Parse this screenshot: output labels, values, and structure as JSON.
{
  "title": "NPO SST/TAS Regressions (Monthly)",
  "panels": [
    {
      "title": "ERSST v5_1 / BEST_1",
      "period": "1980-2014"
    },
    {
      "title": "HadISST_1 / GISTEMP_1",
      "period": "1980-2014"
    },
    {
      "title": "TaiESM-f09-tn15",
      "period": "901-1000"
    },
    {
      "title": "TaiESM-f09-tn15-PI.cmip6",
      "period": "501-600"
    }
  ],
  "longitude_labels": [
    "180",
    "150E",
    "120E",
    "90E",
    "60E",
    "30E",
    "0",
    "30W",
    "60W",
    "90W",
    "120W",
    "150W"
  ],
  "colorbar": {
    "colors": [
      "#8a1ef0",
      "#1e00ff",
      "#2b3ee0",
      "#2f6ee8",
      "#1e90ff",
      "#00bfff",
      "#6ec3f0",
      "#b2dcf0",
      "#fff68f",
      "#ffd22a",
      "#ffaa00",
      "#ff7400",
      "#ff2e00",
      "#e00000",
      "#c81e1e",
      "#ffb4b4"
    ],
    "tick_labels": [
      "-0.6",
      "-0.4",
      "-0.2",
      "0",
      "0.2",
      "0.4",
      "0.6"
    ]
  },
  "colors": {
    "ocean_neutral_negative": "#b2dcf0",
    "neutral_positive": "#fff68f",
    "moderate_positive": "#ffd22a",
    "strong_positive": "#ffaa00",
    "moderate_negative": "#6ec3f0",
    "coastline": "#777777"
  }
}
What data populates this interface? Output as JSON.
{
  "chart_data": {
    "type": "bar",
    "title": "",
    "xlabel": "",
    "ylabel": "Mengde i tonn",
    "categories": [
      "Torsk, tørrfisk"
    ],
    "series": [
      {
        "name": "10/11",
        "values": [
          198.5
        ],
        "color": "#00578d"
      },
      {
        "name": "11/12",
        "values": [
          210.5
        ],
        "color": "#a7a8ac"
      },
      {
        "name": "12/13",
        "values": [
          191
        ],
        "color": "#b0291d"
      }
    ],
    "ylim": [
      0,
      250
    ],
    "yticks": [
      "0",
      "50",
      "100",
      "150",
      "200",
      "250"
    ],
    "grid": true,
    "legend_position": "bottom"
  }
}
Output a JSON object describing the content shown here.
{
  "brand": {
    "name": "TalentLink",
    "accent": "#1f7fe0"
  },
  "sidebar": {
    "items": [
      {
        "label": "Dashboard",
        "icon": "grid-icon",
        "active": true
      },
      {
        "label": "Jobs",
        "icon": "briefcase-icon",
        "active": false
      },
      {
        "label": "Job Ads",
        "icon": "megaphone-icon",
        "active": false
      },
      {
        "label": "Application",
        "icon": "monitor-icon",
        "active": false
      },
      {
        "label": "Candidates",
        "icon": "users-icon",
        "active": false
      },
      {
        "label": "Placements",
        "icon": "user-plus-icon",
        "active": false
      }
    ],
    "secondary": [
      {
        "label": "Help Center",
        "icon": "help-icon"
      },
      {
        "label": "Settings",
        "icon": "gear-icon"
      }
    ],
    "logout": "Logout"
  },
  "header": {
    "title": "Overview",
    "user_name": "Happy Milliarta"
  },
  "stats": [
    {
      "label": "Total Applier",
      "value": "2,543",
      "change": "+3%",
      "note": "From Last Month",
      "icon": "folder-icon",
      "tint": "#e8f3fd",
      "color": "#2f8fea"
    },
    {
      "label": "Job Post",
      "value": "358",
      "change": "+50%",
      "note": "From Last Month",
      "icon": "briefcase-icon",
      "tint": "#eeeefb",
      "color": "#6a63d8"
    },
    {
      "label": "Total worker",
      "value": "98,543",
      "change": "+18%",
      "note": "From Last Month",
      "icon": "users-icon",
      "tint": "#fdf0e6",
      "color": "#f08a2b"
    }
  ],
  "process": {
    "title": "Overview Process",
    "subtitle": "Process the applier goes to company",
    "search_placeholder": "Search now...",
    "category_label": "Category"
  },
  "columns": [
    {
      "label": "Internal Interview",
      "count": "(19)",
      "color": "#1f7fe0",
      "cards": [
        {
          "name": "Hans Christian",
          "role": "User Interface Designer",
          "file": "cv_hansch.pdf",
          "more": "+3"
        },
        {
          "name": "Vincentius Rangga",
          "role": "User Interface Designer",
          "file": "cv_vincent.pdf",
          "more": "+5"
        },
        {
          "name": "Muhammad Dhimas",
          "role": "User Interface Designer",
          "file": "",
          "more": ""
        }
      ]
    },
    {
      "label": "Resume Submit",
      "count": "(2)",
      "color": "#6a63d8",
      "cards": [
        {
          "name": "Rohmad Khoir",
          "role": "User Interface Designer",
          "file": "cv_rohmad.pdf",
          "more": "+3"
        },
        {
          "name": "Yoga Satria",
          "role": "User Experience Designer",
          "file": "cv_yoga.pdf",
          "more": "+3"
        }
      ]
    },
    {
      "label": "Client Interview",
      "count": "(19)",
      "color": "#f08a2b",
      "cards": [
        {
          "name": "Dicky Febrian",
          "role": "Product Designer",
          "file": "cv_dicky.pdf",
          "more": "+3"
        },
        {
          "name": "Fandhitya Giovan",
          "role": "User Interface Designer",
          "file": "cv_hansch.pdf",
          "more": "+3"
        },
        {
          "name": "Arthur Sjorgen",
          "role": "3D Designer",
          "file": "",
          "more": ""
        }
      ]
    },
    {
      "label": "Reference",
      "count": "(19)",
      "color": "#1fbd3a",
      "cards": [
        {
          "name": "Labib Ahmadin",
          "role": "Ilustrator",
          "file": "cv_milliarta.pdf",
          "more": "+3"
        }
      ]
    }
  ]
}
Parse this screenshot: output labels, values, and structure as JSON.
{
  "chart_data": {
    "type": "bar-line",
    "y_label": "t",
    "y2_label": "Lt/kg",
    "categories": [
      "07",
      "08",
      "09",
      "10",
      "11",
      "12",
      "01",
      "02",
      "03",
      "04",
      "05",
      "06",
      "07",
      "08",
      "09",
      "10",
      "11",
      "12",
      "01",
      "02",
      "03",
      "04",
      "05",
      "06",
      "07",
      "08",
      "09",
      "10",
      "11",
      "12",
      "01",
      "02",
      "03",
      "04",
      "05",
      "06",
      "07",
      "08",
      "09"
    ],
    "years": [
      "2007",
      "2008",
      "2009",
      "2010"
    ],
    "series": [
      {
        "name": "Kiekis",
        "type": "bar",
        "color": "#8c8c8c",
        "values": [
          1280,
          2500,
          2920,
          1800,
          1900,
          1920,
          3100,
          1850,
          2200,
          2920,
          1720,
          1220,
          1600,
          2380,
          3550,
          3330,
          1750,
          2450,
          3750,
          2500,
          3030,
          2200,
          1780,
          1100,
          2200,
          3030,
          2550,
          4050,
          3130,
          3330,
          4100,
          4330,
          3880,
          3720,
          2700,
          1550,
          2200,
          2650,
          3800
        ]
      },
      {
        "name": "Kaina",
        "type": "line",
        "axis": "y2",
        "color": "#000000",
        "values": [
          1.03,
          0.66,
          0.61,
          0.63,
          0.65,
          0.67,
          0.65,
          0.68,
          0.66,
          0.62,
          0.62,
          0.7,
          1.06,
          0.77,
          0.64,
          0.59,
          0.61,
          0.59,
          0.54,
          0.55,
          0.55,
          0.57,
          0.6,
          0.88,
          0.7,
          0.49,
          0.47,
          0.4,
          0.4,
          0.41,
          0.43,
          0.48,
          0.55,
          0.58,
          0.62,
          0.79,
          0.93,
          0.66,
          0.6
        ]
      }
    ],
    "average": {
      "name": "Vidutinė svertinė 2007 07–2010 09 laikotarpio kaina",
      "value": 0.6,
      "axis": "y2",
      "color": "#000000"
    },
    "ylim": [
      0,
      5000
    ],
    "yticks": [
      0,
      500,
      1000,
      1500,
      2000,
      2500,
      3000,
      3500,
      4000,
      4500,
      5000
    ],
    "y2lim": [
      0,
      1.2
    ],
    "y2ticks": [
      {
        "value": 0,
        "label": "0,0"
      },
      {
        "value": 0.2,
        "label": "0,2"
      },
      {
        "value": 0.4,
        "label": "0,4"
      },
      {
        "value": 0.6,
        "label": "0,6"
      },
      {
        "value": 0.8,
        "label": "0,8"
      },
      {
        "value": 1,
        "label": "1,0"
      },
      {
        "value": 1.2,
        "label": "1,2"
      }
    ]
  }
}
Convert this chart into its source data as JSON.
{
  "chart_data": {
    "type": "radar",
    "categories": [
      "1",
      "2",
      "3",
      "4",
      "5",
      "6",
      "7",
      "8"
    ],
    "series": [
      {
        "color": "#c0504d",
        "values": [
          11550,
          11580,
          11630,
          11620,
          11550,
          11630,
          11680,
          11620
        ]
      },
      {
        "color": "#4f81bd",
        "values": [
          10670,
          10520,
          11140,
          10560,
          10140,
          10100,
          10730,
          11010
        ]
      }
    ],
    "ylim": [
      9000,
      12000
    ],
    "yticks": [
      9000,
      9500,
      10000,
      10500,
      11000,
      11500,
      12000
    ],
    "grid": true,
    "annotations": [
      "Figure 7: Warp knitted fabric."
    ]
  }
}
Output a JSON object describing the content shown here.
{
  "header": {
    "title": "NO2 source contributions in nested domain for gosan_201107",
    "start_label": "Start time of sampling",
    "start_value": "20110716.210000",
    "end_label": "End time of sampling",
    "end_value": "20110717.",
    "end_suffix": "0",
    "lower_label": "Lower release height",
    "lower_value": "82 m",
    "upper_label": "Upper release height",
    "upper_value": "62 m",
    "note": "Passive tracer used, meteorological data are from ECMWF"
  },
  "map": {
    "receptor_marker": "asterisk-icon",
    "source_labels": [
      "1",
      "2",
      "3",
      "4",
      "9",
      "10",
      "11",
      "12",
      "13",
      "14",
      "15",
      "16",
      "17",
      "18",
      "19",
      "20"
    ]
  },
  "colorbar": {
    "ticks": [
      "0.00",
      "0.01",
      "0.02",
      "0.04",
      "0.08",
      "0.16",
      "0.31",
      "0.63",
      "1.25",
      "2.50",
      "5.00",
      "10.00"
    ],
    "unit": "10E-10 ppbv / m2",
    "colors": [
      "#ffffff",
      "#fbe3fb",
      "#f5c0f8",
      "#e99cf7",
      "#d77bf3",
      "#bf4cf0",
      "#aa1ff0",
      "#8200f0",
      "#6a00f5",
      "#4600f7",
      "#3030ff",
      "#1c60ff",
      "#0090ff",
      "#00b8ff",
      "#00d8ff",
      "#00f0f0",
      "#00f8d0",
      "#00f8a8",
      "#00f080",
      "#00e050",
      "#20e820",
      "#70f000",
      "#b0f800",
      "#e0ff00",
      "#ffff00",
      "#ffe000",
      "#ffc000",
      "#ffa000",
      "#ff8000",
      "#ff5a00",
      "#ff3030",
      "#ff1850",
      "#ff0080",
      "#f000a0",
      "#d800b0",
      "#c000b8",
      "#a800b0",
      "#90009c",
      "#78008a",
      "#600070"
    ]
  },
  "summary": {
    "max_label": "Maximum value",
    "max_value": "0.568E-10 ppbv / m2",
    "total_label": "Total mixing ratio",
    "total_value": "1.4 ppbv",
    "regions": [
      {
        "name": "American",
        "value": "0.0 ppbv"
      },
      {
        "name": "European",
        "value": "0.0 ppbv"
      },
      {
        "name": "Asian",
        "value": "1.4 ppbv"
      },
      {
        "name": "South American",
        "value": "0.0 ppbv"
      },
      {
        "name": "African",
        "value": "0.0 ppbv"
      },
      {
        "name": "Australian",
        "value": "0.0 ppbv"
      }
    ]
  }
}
══════════
To do: Copy the lines from the entries above in which the word "sampling" appears.

Reply:
    "start_label": "Start time of sampling",
    "end_label": "End time of sampling",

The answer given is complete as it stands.